TASK BRIEF: Copy out each line of the material below that holds the string "noſtra".

##### EXERCISE MATERIAL

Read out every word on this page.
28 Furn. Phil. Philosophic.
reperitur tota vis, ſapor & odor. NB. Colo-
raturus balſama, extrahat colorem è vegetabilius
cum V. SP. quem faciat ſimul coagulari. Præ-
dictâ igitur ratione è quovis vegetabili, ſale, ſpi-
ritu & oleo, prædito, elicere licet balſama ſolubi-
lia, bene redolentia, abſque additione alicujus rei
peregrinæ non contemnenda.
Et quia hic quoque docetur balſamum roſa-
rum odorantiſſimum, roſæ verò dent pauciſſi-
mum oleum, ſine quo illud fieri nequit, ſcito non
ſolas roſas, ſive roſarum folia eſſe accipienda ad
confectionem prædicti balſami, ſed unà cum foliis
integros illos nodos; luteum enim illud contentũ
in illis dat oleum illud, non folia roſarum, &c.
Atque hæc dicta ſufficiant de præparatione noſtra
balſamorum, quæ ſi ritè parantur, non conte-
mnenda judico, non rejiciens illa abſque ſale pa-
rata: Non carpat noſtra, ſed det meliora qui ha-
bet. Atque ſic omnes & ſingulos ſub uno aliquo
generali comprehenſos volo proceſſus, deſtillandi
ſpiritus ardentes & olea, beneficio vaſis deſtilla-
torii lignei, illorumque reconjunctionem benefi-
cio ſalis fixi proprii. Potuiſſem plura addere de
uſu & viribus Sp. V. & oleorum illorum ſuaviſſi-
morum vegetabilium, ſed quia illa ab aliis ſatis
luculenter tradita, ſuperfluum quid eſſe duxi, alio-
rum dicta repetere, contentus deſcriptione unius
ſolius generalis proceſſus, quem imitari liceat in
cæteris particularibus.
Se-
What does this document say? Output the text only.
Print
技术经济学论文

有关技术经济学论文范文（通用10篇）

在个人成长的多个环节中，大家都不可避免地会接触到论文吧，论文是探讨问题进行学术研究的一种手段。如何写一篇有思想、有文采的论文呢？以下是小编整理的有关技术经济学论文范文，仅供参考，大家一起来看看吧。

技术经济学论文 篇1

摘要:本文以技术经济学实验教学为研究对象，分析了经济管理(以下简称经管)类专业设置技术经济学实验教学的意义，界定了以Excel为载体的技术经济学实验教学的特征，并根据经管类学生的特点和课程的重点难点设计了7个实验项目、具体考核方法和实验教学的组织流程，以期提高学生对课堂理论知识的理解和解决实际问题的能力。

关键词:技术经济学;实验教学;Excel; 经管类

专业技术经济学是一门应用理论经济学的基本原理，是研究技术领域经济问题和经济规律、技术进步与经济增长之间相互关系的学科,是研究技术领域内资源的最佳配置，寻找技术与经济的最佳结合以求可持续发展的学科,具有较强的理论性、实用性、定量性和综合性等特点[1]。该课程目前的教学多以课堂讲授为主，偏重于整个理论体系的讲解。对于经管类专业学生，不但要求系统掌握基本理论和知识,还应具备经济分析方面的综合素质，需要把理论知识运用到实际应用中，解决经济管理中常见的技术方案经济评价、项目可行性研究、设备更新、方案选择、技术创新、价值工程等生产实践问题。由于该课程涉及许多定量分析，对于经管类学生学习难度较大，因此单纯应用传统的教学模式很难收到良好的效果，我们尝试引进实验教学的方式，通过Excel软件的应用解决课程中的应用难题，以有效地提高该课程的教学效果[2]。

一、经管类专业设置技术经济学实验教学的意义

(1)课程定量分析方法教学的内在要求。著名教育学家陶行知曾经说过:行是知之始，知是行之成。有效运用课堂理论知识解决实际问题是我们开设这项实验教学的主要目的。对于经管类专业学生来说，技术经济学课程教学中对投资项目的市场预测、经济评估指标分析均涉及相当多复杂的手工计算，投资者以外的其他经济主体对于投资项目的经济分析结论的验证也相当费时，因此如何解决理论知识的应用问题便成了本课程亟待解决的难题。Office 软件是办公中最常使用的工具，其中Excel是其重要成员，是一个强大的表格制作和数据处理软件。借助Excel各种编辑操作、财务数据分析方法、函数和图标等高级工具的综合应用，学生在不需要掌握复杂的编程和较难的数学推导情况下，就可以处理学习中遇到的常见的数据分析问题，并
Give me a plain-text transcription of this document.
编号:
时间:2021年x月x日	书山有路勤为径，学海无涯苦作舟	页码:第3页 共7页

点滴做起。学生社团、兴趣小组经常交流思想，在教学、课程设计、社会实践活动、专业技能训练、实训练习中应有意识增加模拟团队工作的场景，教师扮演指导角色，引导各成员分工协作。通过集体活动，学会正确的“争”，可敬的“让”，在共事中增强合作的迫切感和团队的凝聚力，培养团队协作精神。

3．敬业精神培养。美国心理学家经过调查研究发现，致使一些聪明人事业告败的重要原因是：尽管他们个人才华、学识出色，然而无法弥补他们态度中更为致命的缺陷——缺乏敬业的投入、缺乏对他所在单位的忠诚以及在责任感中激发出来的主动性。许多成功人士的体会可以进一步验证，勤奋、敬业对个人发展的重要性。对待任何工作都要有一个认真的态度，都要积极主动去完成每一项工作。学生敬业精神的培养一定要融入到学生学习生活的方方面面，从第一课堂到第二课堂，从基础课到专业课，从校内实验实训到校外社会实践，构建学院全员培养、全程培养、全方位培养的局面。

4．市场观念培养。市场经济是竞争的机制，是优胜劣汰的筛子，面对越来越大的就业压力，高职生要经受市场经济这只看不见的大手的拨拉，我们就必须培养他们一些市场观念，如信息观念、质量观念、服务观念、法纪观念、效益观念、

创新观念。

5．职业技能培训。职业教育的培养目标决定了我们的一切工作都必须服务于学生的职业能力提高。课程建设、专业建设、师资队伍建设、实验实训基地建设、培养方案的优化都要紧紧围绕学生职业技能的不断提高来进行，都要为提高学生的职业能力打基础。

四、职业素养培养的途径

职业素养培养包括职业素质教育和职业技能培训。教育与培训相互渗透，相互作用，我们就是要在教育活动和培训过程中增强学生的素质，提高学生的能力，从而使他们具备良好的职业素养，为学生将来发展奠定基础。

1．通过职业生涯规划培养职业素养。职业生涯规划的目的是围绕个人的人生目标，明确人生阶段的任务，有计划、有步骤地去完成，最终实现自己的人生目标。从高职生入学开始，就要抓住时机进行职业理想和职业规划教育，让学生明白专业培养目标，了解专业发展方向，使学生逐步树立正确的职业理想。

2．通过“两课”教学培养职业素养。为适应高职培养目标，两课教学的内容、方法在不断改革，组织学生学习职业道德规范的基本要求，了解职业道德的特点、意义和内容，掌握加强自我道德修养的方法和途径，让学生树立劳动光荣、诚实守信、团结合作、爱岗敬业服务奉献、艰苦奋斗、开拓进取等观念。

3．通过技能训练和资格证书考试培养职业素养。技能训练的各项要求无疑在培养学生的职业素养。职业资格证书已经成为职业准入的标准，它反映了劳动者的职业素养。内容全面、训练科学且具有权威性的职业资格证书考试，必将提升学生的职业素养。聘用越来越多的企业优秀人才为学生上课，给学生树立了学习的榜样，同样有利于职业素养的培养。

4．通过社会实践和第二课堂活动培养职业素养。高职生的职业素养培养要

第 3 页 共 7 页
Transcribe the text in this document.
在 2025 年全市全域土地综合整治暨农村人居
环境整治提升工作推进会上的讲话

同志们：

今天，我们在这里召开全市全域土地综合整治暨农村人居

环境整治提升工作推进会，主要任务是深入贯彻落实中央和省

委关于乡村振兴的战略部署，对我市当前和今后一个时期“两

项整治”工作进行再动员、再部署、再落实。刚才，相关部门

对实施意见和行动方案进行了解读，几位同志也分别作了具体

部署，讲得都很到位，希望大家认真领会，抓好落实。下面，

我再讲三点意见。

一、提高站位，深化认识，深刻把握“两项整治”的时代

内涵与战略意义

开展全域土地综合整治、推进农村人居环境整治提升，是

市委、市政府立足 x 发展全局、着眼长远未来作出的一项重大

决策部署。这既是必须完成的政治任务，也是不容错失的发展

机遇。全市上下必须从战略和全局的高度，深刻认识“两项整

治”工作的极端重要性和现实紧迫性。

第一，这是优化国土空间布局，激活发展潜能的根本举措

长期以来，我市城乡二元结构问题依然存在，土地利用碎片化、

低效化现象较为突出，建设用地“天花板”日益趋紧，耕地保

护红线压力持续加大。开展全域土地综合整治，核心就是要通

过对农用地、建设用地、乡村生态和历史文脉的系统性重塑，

##########

THE SOLUTION:
Atque hæc dicta ſufficiant de præparatione noſtra
rata: Non carpat noſtra, ſed det meliora qui ha-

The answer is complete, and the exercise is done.